▶ **Stored items**:
▬▬▬

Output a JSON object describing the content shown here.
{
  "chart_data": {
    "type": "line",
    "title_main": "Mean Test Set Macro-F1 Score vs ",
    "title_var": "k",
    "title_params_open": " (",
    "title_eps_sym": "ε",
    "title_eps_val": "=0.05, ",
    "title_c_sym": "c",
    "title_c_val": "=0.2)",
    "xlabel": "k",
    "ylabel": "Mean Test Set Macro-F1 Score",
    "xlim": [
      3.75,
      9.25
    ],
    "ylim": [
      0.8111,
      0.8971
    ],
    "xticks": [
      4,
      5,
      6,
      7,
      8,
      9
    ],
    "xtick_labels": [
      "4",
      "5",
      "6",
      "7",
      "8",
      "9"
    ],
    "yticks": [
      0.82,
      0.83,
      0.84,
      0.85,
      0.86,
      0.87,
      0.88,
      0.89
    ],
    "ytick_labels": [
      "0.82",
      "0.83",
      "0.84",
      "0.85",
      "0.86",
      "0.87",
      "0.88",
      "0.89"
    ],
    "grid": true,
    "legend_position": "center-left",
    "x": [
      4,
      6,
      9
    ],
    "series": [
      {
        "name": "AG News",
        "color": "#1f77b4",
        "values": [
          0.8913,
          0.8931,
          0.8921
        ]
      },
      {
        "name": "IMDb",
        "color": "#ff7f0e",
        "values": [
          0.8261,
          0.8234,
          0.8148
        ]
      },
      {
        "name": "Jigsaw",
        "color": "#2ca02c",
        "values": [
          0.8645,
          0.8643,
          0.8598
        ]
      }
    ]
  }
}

▬▬▬

Print the complete listing again, exactly as it stands.

Output a JSON object describing the content shown here.
{
  "chart_data": {
    "type": "line",
    "title_main": "Mean Test Set Macro-F1 Score vs ",
    "title_var": "k",
    "title_params_open": " (",
    "title_eps_sym": "ε",
    "title_eps_val": "=0.05, ",
    "title_c_sym": "c",
    "title_c_val": "=0.2)",
    "xlabel": "k",
    "ylabel": "Mean Test Set Macro-F1 Score",
    "xlim": [
      3.75,
      9.25
    ],
    "ylim": [
      0.8111,
      0.8971
    ],
    "xticks": [
      4,
      5,
      6,
      7,
      8,
      9
    ],
    "xtick_labels": [
      "4",
      "5",
      "6",
      "7",
      "8",
      "9"
    ],
    "yticks": [
      0.82,
      0.83,
      0.84,
      0.85,
      0.86,
      0.87,
      0.88,
      0.89
    ],
    "ytick_labels": [
      "0.82",
      "0.83",
      "0.84",
      "0.85",
      "0.86",
      "0.87",
      "0.88",
      "0.89"
    ],
    "grid": true,
    "legend_position": "center-left",
    "x": [
      4,
      6,
      9
    ],
    "series": [
      {
        "name": "AG News",
        "color": "#1f77b4",
        "values": [
          0.8913,
          0.8931,
          0.8921
        ]
      },
      {
        "name": "IMDb",
        "color": "#ff7f0e",
        "values": [
          0.8261,
          0.8234,
          0.8148
        ]
      },
      {
        "name": "Jigsaw",
        "color": "#2ca02c",
        "values": [
          0.8645,
          0.8643,
          0.8598
        ]
      }
    ]
  }
}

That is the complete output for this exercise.